• **Instructions to follow**: List all lines in the material below that contain "this".

------------------------------------------------------------------------

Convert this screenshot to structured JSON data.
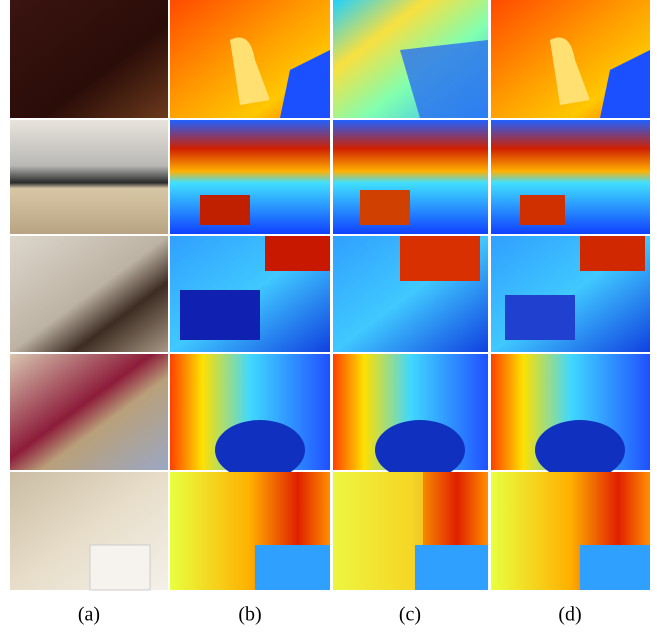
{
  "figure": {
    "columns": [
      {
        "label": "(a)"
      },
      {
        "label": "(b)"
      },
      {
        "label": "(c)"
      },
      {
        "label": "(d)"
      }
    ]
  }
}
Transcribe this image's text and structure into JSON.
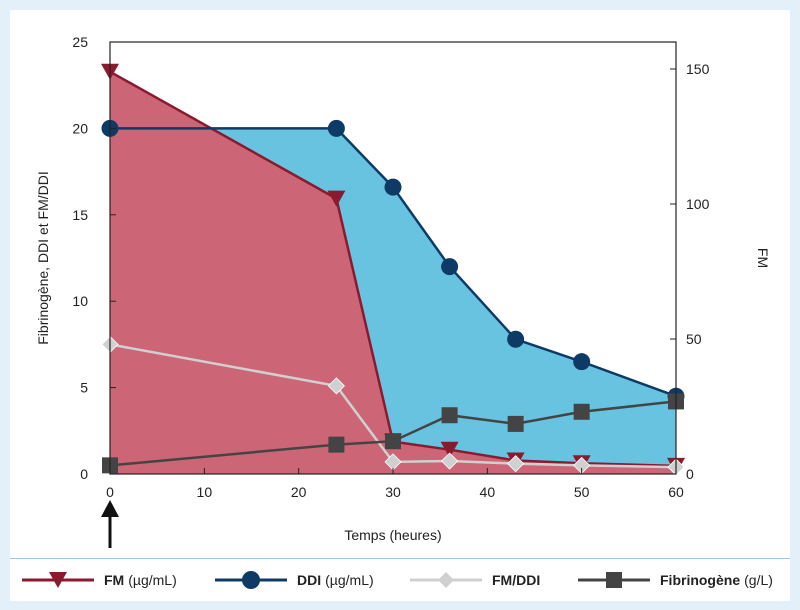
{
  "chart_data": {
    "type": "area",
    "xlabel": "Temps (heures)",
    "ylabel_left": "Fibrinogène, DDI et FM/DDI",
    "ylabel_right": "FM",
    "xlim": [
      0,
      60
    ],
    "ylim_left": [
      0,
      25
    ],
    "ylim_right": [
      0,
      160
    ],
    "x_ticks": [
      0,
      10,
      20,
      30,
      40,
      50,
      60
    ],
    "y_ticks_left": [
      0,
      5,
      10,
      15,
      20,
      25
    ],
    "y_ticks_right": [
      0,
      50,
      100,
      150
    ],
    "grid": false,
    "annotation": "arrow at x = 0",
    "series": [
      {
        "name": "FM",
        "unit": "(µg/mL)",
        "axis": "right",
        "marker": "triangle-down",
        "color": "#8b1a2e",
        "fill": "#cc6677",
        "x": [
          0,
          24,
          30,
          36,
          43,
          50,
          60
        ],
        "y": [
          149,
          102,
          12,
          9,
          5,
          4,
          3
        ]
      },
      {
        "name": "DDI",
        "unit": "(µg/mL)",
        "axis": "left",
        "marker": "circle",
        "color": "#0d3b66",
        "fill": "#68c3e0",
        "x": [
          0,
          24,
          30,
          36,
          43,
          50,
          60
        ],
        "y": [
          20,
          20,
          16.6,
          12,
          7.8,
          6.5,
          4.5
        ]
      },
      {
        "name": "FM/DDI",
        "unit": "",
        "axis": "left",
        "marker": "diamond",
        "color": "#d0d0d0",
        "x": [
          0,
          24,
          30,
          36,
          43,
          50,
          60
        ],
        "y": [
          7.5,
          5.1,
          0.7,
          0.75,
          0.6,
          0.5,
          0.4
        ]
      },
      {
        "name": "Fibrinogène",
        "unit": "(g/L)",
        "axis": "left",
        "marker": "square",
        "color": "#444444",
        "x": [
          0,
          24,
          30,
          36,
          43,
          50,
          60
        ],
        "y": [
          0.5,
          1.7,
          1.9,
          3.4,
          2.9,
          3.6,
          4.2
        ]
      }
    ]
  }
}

------------------------------------------------------------------------

• **Solution**:
Convert this screenshot to structured JSON data.
Transcribe this image's text and structure into JSON.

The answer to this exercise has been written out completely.